--- START Dataset ---

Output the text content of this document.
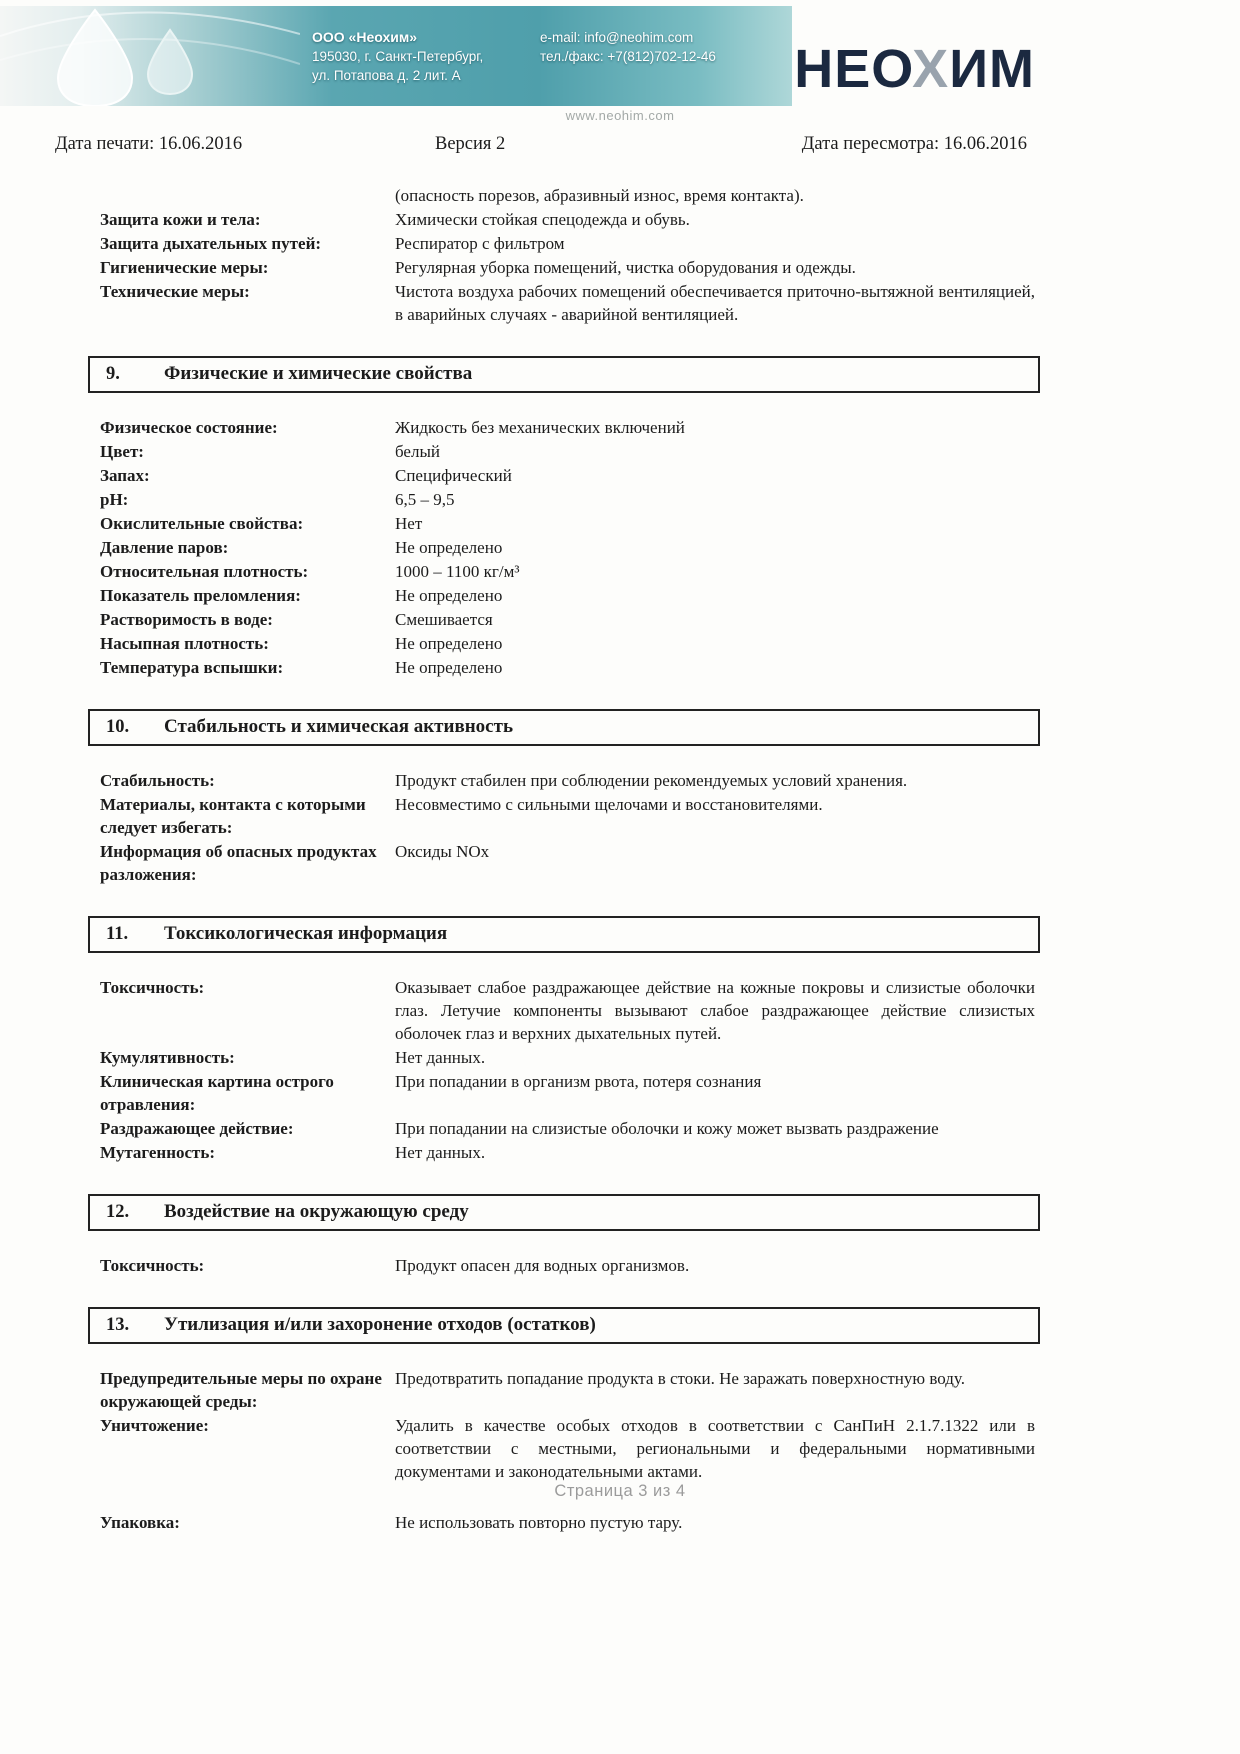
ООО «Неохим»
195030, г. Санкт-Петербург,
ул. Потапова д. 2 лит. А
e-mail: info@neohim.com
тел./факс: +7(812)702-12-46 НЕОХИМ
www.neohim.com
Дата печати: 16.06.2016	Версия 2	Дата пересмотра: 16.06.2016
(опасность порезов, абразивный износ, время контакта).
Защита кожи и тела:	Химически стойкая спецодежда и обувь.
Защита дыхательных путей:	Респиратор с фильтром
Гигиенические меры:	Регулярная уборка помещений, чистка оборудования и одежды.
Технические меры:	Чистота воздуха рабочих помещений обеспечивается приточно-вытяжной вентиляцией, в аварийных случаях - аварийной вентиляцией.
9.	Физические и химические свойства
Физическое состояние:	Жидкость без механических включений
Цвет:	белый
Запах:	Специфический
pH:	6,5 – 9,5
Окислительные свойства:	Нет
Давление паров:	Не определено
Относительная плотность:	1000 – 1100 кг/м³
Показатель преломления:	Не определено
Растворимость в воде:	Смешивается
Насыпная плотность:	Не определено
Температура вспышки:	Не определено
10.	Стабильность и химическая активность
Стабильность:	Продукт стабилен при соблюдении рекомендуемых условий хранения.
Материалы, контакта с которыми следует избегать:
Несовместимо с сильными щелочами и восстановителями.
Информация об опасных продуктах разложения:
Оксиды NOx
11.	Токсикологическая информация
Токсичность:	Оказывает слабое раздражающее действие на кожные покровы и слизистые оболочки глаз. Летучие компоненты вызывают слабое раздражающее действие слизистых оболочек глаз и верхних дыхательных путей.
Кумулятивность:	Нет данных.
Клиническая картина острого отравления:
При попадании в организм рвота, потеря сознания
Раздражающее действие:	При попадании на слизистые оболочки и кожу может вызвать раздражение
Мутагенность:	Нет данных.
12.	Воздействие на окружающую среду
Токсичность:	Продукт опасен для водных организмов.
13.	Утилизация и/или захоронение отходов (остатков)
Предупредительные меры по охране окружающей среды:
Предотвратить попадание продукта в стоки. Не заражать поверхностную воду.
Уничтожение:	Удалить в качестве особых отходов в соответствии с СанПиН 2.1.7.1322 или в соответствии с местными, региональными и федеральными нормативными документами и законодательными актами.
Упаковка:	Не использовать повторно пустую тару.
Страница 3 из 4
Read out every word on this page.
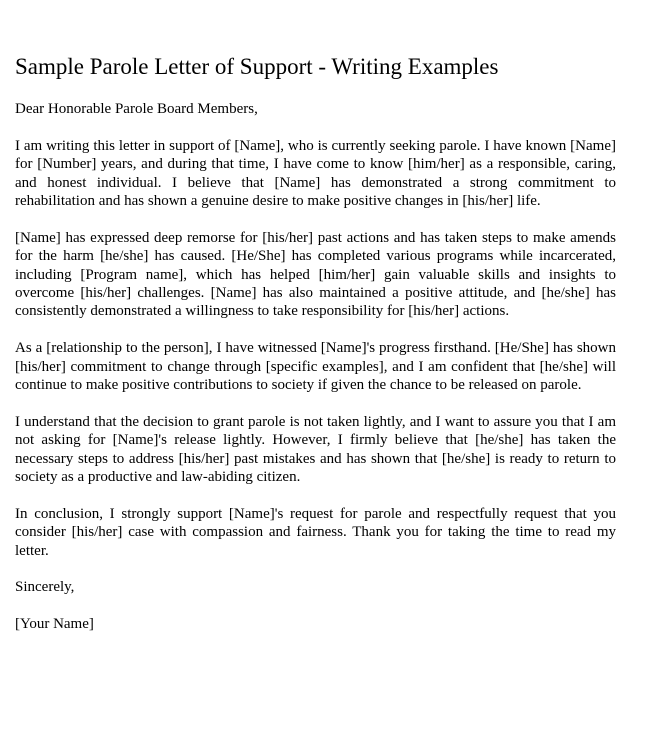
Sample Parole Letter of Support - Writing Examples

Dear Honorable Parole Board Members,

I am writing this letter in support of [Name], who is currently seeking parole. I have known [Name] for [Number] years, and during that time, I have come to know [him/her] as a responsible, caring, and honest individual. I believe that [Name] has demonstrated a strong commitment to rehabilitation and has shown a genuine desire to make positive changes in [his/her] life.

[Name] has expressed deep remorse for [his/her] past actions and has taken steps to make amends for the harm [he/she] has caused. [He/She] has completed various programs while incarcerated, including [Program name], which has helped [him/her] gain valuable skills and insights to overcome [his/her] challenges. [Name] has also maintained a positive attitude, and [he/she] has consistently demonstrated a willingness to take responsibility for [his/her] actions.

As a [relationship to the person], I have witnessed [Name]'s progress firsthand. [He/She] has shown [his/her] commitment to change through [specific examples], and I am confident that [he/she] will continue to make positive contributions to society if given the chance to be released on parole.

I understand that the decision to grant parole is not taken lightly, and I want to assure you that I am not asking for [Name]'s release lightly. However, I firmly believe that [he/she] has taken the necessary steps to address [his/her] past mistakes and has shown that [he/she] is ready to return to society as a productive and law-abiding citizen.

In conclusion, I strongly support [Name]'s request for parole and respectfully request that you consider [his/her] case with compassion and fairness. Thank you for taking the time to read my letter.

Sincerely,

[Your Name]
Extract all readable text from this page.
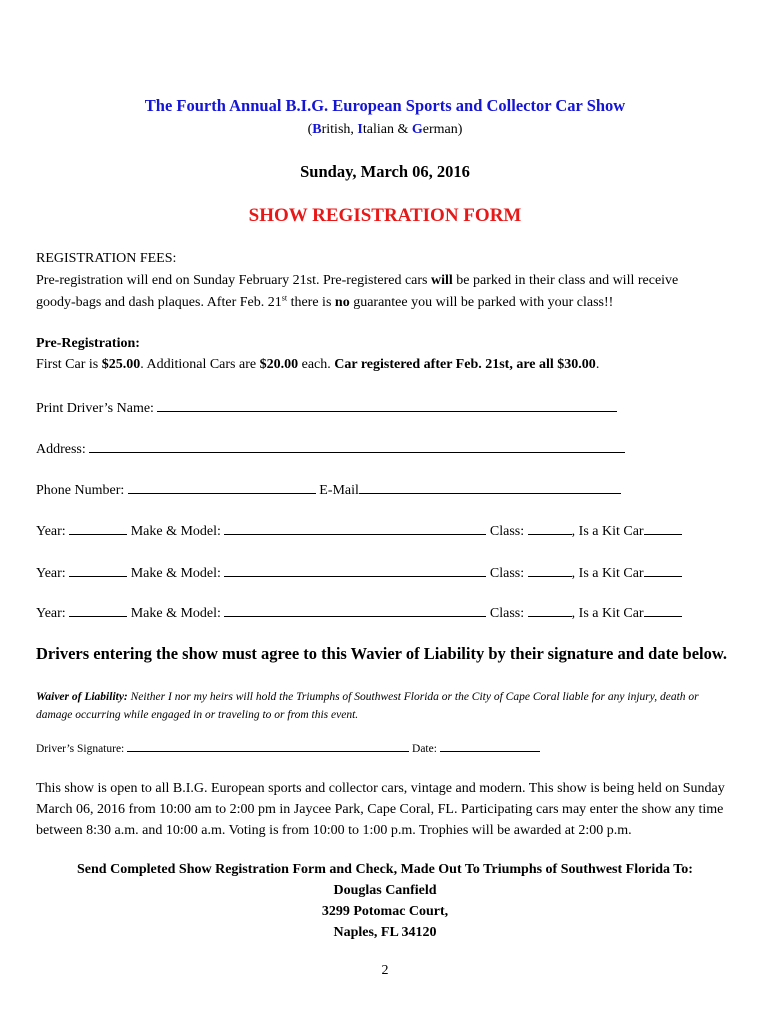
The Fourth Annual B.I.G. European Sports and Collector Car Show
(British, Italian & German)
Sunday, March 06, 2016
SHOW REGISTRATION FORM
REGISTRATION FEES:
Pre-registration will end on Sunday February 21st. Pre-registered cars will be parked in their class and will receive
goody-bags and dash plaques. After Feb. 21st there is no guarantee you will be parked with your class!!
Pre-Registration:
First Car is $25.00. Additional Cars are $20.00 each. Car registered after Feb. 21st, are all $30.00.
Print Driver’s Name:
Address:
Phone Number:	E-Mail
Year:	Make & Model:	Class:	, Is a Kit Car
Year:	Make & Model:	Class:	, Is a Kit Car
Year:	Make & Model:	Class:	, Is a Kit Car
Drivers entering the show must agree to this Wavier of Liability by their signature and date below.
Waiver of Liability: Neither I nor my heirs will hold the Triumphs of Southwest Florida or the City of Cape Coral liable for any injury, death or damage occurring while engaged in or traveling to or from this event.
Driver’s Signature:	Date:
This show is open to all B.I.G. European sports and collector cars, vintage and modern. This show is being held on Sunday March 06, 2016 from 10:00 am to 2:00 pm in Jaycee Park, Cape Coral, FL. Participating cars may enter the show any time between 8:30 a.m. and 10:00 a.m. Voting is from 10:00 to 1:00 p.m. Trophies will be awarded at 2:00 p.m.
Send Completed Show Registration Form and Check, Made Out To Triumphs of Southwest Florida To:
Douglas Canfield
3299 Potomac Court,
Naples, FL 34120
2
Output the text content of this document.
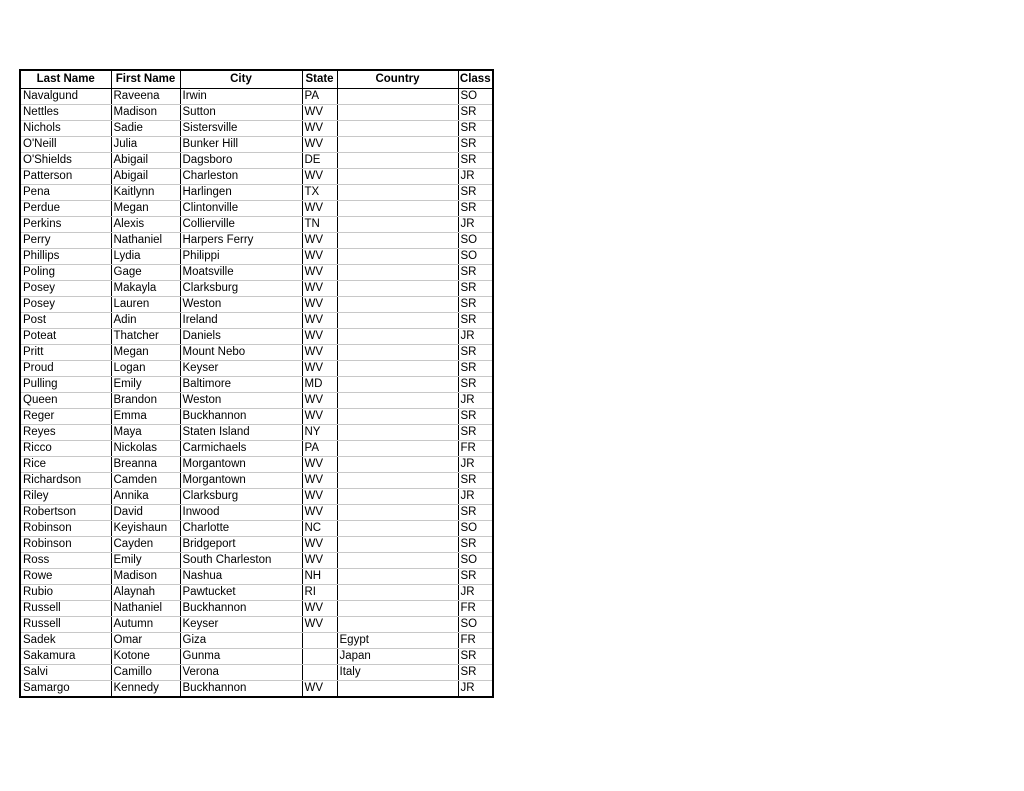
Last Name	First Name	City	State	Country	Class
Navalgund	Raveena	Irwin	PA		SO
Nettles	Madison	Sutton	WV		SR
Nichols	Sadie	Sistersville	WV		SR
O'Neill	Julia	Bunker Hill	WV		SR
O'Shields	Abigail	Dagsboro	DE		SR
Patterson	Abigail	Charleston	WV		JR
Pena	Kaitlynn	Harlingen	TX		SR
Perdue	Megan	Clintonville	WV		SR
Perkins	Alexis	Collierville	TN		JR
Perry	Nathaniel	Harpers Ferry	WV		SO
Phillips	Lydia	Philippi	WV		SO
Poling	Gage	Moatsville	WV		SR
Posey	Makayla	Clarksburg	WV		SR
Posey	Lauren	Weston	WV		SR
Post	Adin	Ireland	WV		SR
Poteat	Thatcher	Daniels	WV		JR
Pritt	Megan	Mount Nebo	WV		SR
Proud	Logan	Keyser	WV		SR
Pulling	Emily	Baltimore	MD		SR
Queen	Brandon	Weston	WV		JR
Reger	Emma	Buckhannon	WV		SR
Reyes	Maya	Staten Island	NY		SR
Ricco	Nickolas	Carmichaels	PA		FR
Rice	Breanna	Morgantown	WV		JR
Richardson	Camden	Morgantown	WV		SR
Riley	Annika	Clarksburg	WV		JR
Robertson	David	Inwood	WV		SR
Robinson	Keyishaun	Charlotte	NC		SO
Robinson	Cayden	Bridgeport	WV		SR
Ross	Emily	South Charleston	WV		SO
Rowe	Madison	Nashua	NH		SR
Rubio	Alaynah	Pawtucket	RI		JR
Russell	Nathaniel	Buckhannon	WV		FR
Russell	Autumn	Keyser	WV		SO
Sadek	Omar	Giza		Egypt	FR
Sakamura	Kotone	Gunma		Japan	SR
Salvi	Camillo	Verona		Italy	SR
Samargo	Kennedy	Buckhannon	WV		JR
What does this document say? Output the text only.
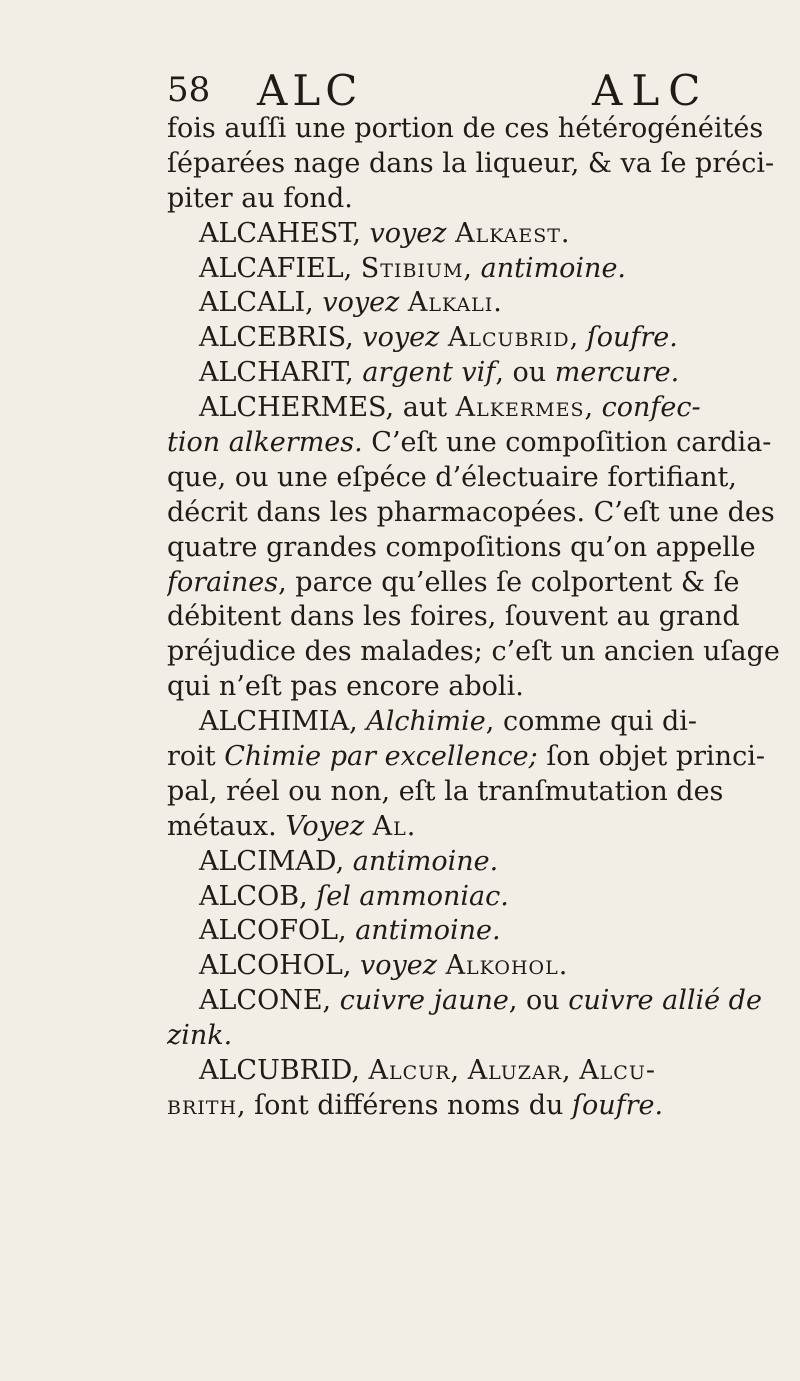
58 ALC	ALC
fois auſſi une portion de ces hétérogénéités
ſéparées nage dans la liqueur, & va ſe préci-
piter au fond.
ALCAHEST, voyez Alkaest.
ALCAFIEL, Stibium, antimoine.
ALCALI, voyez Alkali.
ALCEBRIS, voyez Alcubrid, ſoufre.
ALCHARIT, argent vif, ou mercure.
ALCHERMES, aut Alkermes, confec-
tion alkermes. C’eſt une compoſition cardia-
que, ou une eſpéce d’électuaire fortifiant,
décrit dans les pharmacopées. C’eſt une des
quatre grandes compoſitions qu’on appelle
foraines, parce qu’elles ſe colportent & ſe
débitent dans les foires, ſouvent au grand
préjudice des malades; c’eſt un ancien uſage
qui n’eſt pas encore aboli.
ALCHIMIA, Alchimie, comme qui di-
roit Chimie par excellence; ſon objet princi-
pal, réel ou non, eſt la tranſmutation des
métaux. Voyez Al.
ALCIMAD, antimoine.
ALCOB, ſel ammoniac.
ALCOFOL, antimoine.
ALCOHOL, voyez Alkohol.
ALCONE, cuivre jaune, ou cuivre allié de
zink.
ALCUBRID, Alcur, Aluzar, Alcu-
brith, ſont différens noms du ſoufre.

--- END Dataset ---

• **Stated exercise**
Filter the records above for "свойства" and copy every matching line.

• **Task output**
9.	Физические и химические свойства
Окислительные свойства:	Нет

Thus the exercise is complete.